Stored data entries
··········
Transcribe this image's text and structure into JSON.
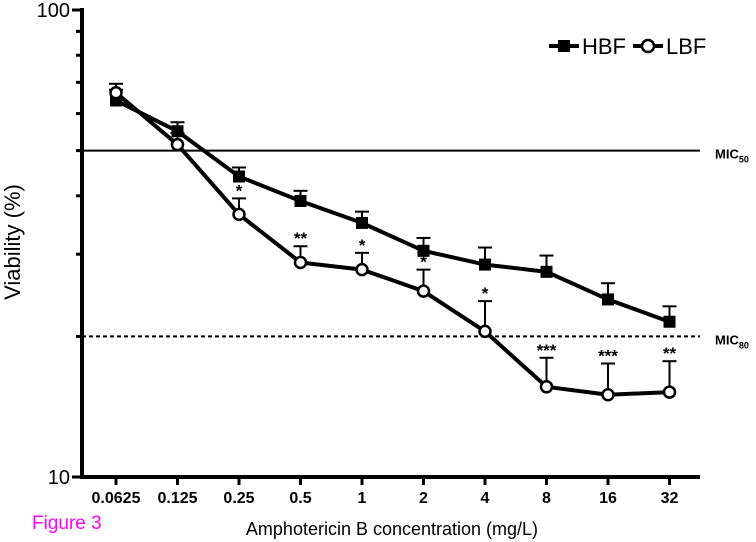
{
  "figure_label": "Figure 3",
  "chart_data": {
    "type": "line",
    "xlabel": "Amphotericin B concentration (mg/L)",
    "ylabel": "Viability (%)",
    "yscale": "log",
    "ylim": [
      10,
      100
    ],
    "yticks": [
      10,
      100
    ],
    "ytick_labels": [
      "10",
      "100"
    ],
    "categories": [
      "0.0625",
      "0.125",
      "0.25",
      "0.5",
      "1",
      "2",
      "4",
      "8",
      "16",
      "32"
    ],
    "legend_position": "top-right",
    "series": [
      {
        "name": "HBF",
        "marker": "filled-square",
        "values": [
          64,
          55,
          44,
          39,
          35,
          30.5,
          28.5,
          27.5,
          24,
          21.5
        ],
        "error_upper": [
          67.5,
          57.5,
          46,
          41,
          37,
          32.5,
          31,
          29.8,
          26,
          23.2
        ]
      },
      {
        "name": "LBF",
        "marker": "open-circle",
        "values": [
          66.5,
          51.5,
          36.5,
          28.8,
          27.8,
          25,
          20.5,
          15.6,
          15,
          15.2
        ],
        "error_upper": [
          69.5,
          54.5,
          39.5,
          31.2,
          30.2,
          27.8,
          23.8,
          18,
          17.5,
          17.7
        ],
        "significance": [
          "",
          "",
          "*",
          "**",
          "*",
          "*",
          "*",
          "***",
          "***",
          "**"
        ]
      }
    ],
    "reference_lines": [
      {
        "label": "MIC",
        "subscript": "50",
        "value": 50,
        "style": "solid"
      },
      {
        "label": "MIC",
        "subscript": "80",
        "value": 20,
        "style": "dashed"
      }
    ]
  }
}
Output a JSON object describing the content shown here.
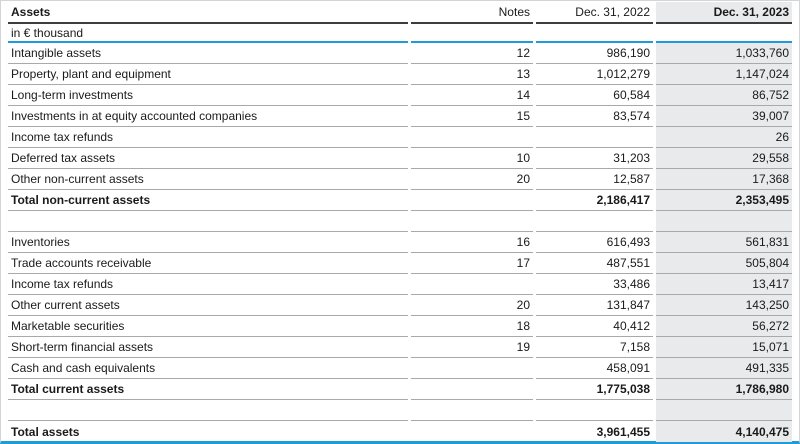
{
  "document": {
    "type": "balance-sheet-assets",
    "header": {
      "assets_label": "Assets",
      "notes_label": "Notes",
      "col_2022_label": "Dec. 31, 2022",
      "col_2023_label": "Dec. 31, 2023"
    },
    "unit_label": "in € thousand",
    "rows": [
      {
        "label": "Intangible assets",
        "note": "12",
        "v2022": "986,190",
        "v2023": "1,033,760",
        "bold": false
      },
      {
        "label": "Property, plant and equipment",
        "note": "13",
        "v2022": "1,012,279",
        "v2023": "1,147,024",
        "bold": false
      },
      {
        "label": "Long-term investments",
        "note": "14",
        "v2022": "60,584",
        "v2023": "86,752",
        "bold": false
      },
      {
        "label": "Investments in at equity accounted companies",
        "note": "15",
        "v2022": "83,574",
        "v2023": "39,007",
        "bold": false
      },
      {
        "label": "Income tax refunds",
        "note": "",
        "v2022": "",
        "v2023": "26",
        "bold": false
      },
      {
        "label": "Deferred tax assets",
        "note": "10",
        "v2022": "31,203",
        "v2023": "29,558",
        "bold": false
      },
      {
        "label": "Other non-current assets",
        "note": "20",
        "v2022": "12,587",
        "v2023": "17,368",
        "bold": false
      },
      {
        "label": "Total non-current assets",
        "note": "",
        "v2022": "2,186,417",
        "v2023": "2,353,495",
        "bold": true
      },
      {
        "spacer": true
      },
      {
        "label": "Inventories",
        "note": "16",
        "v2022": "616,493",
        "v2023": "561,831",
        "bold": false
      },
      {
        "label": "Trade accounts receivable",
        "note": "17",
        "v2022": "487,551",
        "v2023": "505,804",
        "bold": false
      },
      {
        "label": "Income tax refunds",
        "note": "",
        "v2022": "33,486",
        "v2023": "13,417",
        "bold": false
      },
      {
        "label": "Other current assets",
        "note": "20",
        "v2022": "131,847",
        "v2023": "143,250",
        "bold": false
      },
      {
        "label": "Marketable securities",
        "note": "18",
        "v2022": "40,412",
        "v2023": "56,272",
        "bold": false
      },
      {
        "label": "Short-term financial assets",
        "note": "19",
        "v2022": "7,158",
        "v2023": "15,071",
        "bold": false
      },
      {
        "label": "Cash and cash equivalents",
        "note": "",
        "v2022": "458,091",
        "v2023": "491,335",
        "bold": false
      },
      {
        "label": "Total current assets",
        "note": "",
        "v2022": "1,775,038",
        "v2023": "1,786,980",
        "bold": true
      },
      {
        "spacer": true
      },
      {
        "label": "Total assets",
        "note": "",
        "v2022": "3,961,455",
        "v2023": "4,140,475",
        "bold": true,
        "final": true
      }
    ]
  },
  "colors": {
    "blue": "#1f9cd8",
    "shade": "#e9eaeb",
    "header-rule": "#3d3d3d",
    "row-rule": "#a9a9a9",
    "text": "#1a1a1a",
    "frame": "#d4d4d4"
  }
}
··········
■ **Stated problem**
Every record above should come back exactly, but without its pictures.

■ **Correct answer**
Transcribe this image's text and structure into JSON.
{
  "figure_label": "Figure 3",
  "chart_data": {
    "type": "line",
    "xlabel": "Amphotericin B concentration (mg/L)",
    "ylabel": "Viability (%)",
    "yscale": "log",
    "ylim": [
      10,
      100
    ],
    "yticks": [
      10,
      100
    ],
    "ytick_labels": [
      "10",
      "100"
    ],
    "categories": [
      "0.0625",
      "0.125",
      "0.25",
      "0.5",
      "1",
      "2",
      "4",
      "8",
      "16",
      "32"
    ],
    "legend_position": "top-right",
    "series": [
      {
        "name": "HBF",
        "marker": "filled-square",
        "values": [
          64,
          55,
          44,
          39,
          35,
          30.5,
          28.5,
          27.5,
          24,
          21.5
        ],
        "error_upper": [
          67.5,
          57.5,
          46,
          41,
          37,
          32.5,
          31,
          29.8,
          26,
          23.2
        ]
      },
      {
        "name": "LBF",
        "marker": "open-circle",
        "values": [
          66.5,
          51.5,
          36.5,
          28.8,
          27.8,
          25,
          20.5,
          15.6,
          15,
          15.2
        ],
        "error_upper": [
          69.5,
          54.5,
          39.5,
          31.2,
          30.2,
          27.8,
          23.8,
          18,
          17.5,
          17.7
        ],
        "significance": [
          "",
          "",
          "*",
          "**",
          "*",
          "*",
          "*",
          "***",
          "***",
          "**"
        ]
      }
    ],
    "reference_lines": [
      {
        "label": "MIC",
        "subscript": "50",
        "value": 50,
        "style": "solid"
      },
      {
        "label": "MIC",
        "subscript": "80",
        "value": 20,
        "style": "dashed"
      }
    ]
  }
}
Output a JSON object describing the content shown here.
{
  "document": {
    "type": "balance-sheet-assets",
    "header": {
      "assets_label": "Assets",
      "notes_label": "Notes",
      "col_2022_label": "Dec. 31, 2022",
      "col_2023_label": "Dec. 31, 2023"
    },
    "unit_label": "in € thousand",
    "rows": [
      {
        "label": "Intangible assets",
        "note": "12",
        "v2022": "986,190",
        "v2023": "1,033,760",
        "bold": false
      },
      {
        "label": "Property, plant and equipment",
        "note": "13",
        "v2022": "1,012,279",
        "v2023": "1,147,024",
        "bold": false
      },
      {
        "label": "Long-term investments",
        "note": "14",
        "v2022": "60,584",
        "v2023": "86,752",
        "bold": false
      },
      {
        "label": "Investments in at equity accounted companies",
        "note": "15",
        "v2022": "83,574",
        "v2023": "39,007",
        "bold": false
      },
      {
        "label": "Income tax refunds",
        "note": "",
        "v2022": "",
        "v2023": "26",
        "bold": false
      },
      {
        "label": "Deferred tax assets",
        "note": "10",
        "v2022": "31,203",
        "v2023": "29,558",
        "bold": false
      },
      {
        "label": "Other non-current assets",
        "note": "20",
        "v2022": "12,587",
        "v2023": "17,368",
        "bold": false
      },
      {
        "label": "Total non-current assets",
        "note": "",
        "v2022": "2,186,417",
        "v2023": "2,353,495",
        "bold": true
      },
      {
        "spacer": true
      },
      {
        "label": "Inventories",
        "note": "16",
        "v2022": "616,493",
        "v2023": "561,831",
        "bold": false
      },
      {
        "label": "Trade accounts receivable",
        "note": "17",
        "v2022": "487,551",
        "v2023": "505,804",
        "bold": false
      },
      {
        "label": "Income tax refunds",
        "note": "",
        "v2022": "33,486",
        "v2023": "13,417",
        "bold": false
      },
      {
        "label": "Other current assets",
        "note": "20",
        "v2022": "131,847",
        "v2023": "143,250",
        "bold": false
      },
      {
        "label": "Marketable securities",
        "note": "18",
        "v2022": "40,412",
        "v2023": "56,272",
        "bold": false
      },
      {
        "label": "Short-term financial assets",
        "note": "19",
        "v2022": "7,158",
        "v2023": "15,071",
        "bold": false
      },
      {
        "label": "Cash and cash equivalents",
        "note": "",
        "v2022": "458,091",
        "v2023": "491,335",
        "bold": false
      },
      {
        "label": "Total current assets",
        "note": "",
        "v2022": "1,775,038",
        "v2023": "1,786,980",
        "bold": true
      },
      {
        "spacer": true
      },
      {
        "label": "Total assets",
        "note": "",
        "v2022": "3,961,455",
        "v2023": "4,140,475",
        "bold": true,
        "final": true
      }
    ]
  },
  "colors": {
    "blue": "#1f9cd8",
    "shade": "#e9eaeb",
    "header-rule": "#3d3d3d",
    "row-rule": "#a9a9a9",
    "text": "#1a1a1a",
    "frame": "#d4d4d4"
  }
}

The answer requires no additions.